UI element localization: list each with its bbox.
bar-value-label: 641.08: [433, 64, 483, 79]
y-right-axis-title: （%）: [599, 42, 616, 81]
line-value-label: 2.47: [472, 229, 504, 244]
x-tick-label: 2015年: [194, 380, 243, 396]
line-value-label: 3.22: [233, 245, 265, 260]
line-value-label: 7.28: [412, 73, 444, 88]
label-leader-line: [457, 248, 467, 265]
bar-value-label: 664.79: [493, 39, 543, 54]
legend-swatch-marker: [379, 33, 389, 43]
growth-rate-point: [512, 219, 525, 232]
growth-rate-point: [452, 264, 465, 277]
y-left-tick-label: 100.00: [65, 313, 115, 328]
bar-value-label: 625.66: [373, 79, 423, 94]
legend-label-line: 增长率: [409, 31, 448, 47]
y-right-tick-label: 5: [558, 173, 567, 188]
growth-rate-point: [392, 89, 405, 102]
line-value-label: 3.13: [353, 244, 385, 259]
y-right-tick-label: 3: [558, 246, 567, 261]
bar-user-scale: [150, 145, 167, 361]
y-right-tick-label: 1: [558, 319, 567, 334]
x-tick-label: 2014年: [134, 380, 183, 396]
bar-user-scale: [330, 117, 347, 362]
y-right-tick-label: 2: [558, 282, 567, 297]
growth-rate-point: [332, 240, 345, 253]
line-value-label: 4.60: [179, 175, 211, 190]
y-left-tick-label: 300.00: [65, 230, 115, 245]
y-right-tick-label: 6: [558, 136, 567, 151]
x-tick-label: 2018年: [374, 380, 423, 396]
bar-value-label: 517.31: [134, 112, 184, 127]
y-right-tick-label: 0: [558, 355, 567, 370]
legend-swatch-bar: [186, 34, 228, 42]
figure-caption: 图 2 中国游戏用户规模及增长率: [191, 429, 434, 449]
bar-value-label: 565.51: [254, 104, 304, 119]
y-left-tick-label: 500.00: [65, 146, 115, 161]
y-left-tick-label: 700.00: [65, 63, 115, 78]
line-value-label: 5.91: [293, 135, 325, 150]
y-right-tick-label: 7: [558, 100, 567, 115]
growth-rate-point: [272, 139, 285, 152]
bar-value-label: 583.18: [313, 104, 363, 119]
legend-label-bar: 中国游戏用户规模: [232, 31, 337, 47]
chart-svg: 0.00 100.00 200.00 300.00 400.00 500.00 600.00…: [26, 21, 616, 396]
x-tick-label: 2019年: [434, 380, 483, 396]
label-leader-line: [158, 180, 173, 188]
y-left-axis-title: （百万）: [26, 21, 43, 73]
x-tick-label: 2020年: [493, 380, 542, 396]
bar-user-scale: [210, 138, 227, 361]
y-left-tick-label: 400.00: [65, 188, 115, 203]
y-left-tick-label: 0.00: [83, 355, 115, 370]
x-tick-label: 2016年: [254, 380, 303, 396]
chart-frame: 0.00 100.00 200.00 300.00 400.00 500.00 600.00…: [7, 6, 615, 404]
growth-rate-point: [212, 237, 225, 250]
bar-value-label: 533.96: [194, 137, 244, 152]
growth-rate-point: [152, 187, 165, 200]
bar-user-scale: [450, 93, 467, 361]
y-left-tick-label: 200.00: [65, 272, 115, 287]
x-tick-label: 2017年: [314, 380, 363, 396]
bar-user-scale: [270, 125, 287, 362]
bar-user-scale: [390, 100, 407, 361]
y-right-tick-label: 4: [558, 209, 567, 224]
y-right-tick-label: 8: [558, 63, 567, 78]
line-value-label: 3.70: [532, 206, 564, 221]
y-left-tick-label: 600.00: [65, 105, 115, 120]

__________________________________________________

● Task brief: Pick out every line above that contains the string "chart".

● Output of the task:
chart-svg: 0.00 100.00 200.00 300.00 400.00 500.00 600.00…: [26, 21, 616, 396]
chart-frame: 0.00 100.00 200.00 300.00 400.00 500.00 600.00…: [7, 6, 615, 404]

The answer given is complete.